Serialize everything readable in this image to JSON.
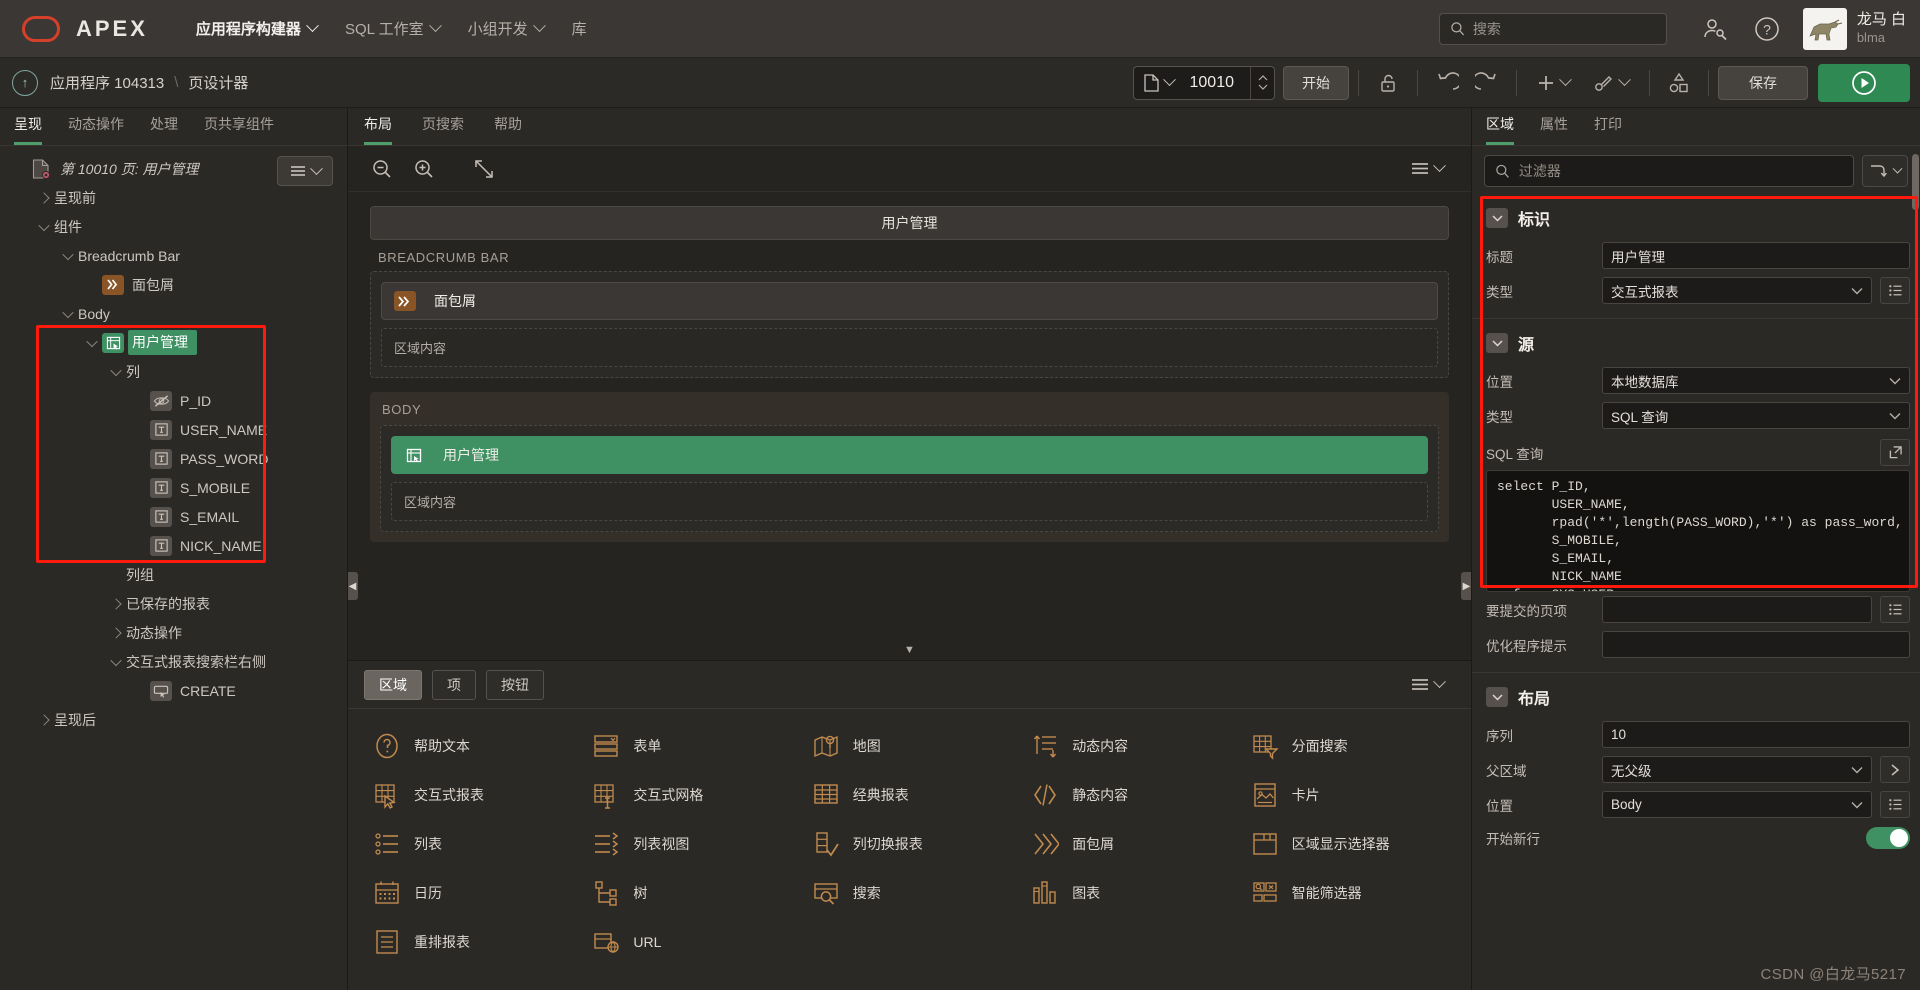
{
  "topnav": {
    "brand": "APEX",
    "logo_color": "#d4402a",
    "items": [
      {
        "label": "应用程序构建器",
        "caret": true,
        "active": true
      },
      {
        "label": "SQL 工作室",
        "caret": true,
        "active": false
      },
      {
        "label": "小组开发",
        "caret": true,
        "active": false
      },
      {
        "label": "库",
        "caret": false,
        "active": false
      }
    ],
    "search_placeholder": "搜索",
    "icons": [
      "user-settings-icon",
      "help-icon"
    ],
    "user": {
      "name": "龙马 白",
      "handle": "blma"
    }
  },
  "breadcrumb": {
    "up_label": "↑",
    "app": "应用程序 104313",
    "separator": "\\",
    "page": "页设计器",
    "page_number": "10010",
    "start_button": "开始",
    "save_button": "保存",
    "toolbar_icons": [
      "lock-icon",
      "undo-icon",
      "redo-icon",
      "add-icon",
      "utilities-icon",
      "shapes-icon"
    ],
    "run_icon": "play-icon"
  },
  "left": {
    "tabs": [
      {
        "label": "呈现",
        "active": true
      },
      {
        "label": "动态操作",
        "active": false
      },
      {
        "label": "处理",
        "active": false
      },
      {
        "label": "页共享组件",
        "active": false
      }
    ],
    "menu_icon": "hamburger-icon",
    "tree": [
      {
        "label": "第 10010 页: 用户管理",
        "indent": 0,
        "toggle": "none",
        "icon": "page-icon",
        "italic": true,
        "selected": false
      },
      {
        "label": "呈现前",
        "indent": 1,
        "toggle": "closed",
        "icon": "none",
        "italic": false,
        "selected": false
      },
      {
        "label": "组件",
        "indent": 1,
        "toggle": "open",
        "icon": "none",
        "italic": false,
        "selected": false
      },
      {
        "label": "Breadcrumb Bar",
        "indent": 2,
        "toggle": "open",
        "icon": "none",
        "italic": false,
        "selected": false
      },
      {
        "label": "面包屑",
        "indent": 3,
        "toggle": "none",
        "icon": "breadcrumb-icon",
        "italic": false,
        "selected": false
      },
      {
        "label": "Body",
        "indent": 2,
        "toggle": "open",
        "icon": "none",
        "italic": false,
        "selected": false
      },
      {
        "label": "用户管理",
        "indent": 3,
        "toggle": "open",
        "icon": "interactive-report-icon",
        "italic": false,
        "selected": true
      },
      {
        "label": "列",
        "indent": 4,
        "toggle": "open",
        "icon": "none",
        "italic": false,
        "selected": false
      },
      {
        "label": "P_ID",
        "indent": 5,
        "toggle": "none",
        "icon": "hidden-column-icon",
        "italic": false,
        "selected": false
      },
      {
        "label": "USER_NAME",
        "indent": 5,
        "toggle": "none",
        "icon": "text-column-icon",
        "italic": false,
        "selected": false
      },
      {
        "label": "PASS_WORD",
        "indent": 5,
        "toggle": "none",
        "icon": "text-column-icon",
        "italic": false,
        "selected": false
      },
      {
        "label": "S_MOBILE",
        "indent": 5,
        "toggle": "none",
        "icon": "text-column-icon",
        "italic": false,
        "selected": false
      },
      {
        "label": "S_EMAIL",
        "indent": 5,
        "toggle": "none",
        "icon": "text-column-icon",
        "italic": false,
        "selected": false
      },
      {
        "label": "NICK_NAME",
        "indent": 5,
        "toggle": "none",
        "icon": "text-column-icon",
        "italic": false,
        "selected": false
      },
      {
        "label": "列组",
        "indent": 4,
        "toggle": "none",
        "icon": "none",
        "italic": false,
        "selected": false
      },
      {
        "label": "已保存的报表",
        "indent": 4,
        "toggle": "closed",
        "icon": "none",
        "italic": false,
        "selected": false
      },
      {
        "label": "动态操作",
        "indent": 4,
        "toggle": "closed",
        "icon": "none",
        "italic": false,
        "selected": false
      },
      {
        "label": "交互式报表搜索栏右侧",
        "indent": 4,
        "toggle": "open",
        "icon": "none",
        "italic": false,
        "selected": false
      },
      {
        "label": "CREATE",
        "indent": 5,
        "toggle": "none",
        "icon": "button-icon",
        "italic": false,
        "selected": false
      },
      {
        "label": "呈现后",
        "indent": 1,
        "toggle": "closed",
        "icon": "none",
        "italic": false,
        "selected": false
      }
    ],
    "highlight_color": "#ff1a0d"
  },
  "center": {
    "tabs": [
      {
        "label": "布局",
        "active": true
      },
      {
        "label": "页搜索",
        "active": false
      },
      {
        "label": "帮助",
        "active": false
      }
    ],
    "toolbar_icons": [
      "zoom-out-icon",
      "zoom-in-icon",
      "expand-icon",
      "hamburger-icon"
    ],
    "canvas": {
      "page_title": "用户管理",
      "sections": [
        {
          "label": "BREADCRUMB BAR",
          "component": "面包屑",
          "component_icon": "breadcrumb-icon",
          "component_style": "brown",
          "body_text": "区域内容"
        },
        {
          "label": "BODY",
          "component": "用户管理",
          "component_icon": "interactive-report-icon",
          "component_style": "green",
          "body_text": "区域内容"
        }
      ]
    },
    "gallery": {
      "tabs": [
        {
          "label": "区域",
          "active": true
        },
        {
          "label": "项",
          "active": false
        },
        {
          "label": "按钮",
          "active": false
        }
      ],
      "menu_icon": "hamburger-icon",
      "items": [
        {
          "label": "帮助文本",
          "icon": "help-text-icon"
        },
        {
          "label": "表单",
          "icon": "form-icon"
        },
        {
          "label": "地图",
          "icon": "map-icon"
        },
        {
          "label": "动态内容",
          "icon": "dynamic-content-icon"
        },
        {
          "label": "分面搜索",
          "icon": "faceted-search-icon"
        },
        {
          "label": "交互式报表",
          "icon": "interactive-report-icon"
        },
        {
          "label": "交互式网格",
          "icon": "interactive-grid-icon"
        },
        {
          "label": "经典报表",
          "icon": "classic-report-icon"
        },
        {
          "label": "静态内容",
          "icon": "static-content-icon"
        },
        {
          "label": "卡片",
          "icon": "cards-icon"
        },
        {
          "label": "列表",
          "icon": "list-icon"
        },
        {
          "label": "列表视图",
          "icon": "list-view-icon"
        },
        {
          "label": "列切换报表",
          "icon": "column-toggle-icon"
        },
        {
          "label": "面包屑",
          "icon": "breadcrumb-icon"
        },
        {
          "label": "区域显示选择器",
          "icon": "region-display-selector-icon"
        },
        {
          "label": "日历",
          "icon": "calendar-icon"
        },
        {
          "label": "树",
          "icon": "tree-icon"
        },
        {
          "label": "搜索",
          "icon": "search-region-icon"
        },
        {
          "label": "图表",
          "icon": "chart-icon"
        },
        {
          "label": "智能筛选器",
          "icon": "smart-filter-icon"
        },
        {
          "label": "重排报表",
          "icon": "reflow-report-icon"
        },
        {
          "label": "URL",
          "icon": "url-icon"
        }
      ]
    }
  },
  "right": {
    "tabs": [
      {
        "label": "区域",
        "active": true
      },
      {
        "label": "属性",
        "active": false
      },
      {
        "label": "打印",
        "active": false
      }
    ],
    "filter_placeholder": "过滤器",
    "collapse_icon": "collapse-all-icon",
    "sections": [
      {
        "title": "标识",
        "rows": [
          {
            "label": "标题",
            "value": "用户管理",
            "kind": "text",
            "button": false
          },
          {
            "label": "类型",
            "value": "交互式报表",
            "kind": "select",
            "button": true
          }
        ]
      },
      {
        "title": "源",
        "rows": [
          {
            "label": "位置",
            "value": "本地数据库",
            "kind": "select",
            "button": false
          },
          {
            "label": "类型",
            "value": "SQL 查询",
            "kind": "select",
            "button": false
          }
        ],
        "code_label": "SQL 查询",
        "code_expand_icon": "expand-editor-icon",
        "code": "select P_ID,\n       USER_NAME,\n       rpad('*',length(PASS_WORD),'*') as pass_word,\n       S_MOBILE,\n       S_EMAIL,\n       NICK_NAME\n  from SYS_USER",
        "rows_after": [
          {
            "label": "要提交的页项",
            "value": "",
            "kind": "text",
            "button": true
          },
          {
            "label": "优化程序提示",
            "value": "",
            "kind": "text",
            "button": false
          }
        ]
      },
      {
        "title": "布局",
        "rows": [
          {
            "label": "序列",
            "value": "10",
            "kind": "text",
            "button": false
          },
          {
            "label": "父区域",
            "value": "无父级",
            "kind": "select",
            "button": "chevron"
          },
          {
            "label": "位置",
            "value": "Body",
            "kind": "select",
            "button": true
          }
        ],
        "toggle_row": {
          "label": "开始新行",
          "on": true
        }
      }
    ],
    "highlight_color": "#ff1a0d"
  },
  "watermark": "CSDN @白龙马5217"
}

■ ■ ■ ■

**Required task**: Pull every line containing "region" out of the records.

**Exercise result**:
          "icon": "region-display-selector-icon"
          "icon": "search-region-icon"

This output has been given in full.